## WHAT IS NEEDED
Print the data exactly as it is given, please.

Rows from a figure dataset:
* * *
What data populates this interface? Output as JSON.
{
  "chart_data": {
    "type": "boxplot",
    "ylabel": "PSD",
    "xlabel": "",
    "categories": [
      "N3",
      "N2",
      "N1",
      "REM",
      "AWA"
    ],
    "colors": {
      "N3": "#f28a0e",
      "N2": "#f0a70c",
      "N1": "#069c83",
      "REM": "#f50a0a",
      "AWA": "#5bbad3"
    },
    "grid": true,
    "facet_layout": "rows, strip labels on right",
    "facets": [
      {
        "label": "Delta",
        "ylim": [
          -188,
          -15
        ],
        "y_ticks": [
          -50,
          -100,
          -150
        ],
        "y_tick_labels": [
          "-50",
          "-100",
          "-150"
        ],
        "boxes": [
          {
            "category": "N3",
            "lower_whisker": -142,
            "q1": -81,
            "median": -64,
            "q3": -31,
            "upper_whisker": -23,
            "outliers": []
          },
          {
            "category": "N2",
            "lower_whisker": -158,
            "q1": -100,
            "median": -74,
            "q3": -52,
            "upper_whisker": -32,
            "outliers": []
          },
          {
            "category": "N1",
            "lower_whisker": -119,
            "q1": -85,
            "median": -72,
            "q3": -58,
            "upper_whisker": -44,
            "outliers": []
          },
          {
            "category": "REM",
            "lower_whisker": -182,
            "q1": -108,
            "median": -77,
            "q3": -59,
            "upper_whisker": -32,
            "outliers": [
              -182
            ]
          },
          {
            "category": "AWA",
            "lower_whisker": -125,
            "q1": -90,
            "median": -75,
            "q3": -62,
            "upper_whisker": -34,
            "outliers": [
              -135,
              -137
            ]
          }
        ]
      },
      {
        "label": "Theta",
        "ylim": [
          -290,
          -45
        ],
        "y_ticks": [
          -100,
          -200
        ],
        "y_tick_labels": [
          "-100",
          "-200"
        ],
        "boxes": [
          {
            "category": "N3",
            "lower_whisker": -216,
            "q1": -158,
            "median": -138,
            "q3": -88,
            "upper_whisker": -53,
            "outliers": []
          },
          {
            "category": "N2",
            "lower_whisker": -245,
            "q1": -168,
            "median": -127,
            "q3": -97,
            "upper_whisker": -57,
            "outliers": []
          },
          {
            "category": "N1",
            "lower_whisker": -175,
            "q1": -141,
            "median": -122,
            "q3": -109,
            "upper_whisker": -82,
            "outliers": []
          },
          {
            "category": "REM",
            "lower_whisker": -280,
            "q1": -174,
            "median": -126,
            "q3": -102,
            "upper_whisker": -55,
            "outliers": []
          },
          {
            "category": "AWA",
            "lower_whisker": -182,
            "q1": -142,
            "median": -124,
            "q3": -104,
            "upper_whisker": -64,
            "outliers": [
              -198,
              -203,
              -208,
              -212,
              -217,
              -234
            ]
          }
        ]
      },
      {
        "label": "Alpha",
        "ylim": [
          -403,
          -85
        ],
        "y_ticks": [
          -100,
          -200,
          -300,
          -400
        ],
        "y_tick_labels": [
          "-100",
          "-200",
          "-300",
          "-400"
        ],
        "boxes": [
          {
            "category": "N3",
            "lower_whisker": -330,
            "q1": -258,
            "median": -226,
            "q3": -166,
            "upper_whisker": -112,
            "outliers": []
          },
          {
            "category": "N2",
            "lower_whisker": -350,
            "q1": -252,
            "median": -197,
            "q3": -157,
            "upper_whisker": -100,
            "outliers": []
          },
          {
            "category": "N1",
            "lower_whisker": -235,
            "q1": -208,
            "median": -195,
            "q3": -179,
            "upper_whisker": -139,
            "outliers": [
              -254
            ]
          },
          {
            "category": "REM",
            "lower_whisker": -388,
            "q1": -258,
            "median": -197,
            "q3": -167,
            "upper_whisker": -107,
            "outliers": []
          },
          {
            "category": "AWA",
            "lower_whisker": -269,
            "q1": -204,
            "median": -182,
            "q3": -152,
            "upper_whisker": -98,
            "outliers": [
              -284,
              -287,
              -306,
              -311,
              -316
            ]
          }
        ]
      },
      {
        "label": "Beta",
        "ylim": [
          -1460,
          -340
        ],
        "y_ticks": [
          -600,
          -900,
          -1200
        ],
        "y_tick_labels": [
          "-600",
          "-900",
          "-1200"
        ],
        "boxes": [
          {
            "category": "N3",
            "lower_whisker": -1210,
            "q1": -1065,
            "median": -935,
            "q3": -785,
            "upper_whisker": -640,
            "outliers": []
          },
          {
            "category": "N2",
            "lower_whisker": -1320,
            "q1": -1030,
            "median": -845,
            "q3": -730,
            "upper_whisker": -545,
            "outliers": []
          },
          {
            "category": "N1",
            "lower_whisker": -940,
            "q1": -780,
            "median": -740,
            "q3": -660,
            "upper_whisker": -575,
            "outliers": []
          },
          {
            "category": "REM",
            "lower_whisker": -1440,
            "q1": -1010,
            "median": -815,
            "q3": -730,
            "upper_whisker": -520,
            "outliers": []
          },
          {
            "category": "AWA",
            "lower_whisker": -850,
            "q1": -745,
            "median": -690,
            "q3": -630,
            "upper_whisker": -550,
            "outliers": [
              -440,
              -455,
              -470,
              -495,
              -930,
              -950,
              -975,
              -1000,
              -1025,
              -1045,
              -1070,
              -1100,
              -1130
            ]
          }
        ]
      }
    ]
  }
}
* * *
## EXERCISE RESULT
What data populates this interface? Output as JSON.
{
  "chart_data": {
    "type": "boxplot",
    "ylabel": "PSD",
    "xlabel": "",
    "categories": [
      "N3",
      "N2",
      "N1",
      "REM",
      "AWA"
    ],
    "colors": {
      "N3": "#f28a0e",
      "N2": "#f0a70c",
      "N1": "#069c83",
      "REM": "#f50a0a",
      "AWA": "#5bbad3"
    },
    "grid": true,
    "facet_layout": "rows, strip labels on right",
    "facets": [
      {
        "label": "Delta",
        "ylim": [
          -188,
          -15
        ],
        "y_ticks": [
          -50,
          -100,
          -150
        ],
        "y_tick_labels": [
          "-50",
          "-100",
          "-150"
        ],
        "boxes": [
          {
            "category": "N3",
            "lower_whisker": -142,
            "q1": -81,
            "median": -64,
            "q3": -31,
            "upper_whisker": -23,
            "outliers": []
          },
          {
            "category": "N2",
            "lower_whisker": -158,
            "q1": -100,
            "median": -74,
            "q3": -52,
            "upper_whisker": -32,
            "outliers": []
          },
          {
            "category": "N1",
            "lower_whisker": -119,
            "q1": -85,
            "median": -72,
            "q3": -58,
            "upper_whisker": -44,
            "outliers": []
          },
          {
            "category": "REM",
            "lower_whisker": -182,
            "q1": -108,
            "median": -77,
            "q3": -59,
            "upper_whisker": -32,
            "outliers": [
              -182
            ]
          },
          {
            "category": "AWA",
            "lower_whisker": -125,
            "q1": -90,
            "median": -75,
            "q3": -62,
            "upper_whisker": -34,
            "outliers": [
              -135,
              -137
            ]
          }
        ]
      },
      {
        "label": "Theta",
        "ylim": [
          -290,
          -45
        ],
        "y_ticks": [
          -100,
          -200
        ],
        "y_tick_labels": [
          "-100",
          "-200"
        ],
        "boxes": [
          {
            "category": "N3",
            "lower_whisker": -216,
            "q1": -158,
            "median": -138,
            "q3": -88,
            "upper_whisker": -53,
            "outliers": []
          },
          {
            "category": "N2",
            "lower_whisker": -245,
            "q1": -168,
            "median": -127,
            "q3": -97,
            "upper_whisker": -57,
            "outliers": []
          },
          {
            "category": "N1",
            "lower_whisker": -175,
            "q1": -141,
            "median": -122,
            "q3": -109,
            "upper_whisker": -82,
            "outliers": []
          },
          {
            "category": "REM",
            "lower_whisker": -280,
            "q1": -174,
            "median": -126,
            "q3": -102,
            "upper_whisker": -55,
            "outliers": []
          },
          {
            "category": "AWA",
            "lower_whisker": -182,
            "q1": -142,
            "median": -124,
            "q3": -104,
            "upper_whisker": -64,
            "outliers": [
              -198,
              -203,
              -208,
              -212,
              -217,
              -234
            ]
          }
        ]
      },
      {
        "label": "Alpha",
        "ylim": [
          -403,
          -85
        ],
        "y_ticks": [
          -100,
          -200,
          -300,
          -400
        ],
        "y_tick_labels": [
          "-100",
          "-200",
          "-300",
          "-400"
        ],
        "boxes": [
          {
            "category": "N3",
            "lower_whisker": -330,
            "q1": -258,
            "median": -226,
            "q3": -166,
            "upper_whisker": -112,
            "outliers": []
          },
          {
            "category": "N2",
            "lower_whisker": -350,
            "q1": -252,
            "median": -197,
            "q3": -157,
            "upper_whisker": -100,
            "outliers": []
          },
          {
            "category": "N1",
            "lower_whisker": -235,
            "q1": -208,
            "median": -195,
            "q3": -179,
            "upper_whisker": -139,
            "outliers": [
              -254
            ]
          },
          {
            "category": "REM",
            "lower_whisker": -388,
            "q1": -258,
            "median": -197,
            "q3": -167,
            "upper_whisker": -107,
            "outliers": []
          },
          {
            "category": "AWA",
            "lower_whisker": -269,
            "q1": -204,
            "median": -182,
            "q3": -152,
            "upper_whisker": -98,
            "outliers": [
              -284,
              -287,
              -306,
              -311,
              -316
            ]
          }
        ]
      },
      {
        "label": "Beta",
        "ylim": [
          -1460,
          -340
        ],
        "y_ticks": [
          -600,
          -900,
          -1200
        ],
        "y_tick_labels": [
          "-600",
          "-900",
          "-1200"
        ],
        "boxes": [
          {
            "category": "N3",
            "lower_whisker": -1210,
            "q1": -1065,
            "median": -935,
            "q3": -785,
            "upper_whisker": -640,
            "outliers": []
          },
          {
            "category": "N2",
            "lower_whisker": -1320,
            "q1": -1030,
            "median": -845,
            "q3": -730,
            "upper_whisker": -545,
            "outliers": []
          },
          {
            "category": "N1",
            "lower_whisker": -940,
            "q1": -780,
            "median": -740,
            "q3": -660,
            "upper_whisker": -575,
            "outliers": []
          },
          {
            "category": "REM",
            "lower_whisker": -1440,
            "q1": -1010,
            "median": -815,
            "q3": -730,
            "upper_whisker": -520,
            "outliers": []
          },
          {
            "category": "AWA",
            "lower_whisker": -850,
            "q1": -745,
            "median": -690,
            "q3": -630,
            "upper_whisker": -550,
            "outliers": [
              -440,
              -455,
              -470,
              -495,
              -930,
              -950,
              -975,
              -1000,
              -1025,
              -1045,
              -1070,
              -1100,
              -1130
            ]
          }
        ]
      }
    ]
  }
}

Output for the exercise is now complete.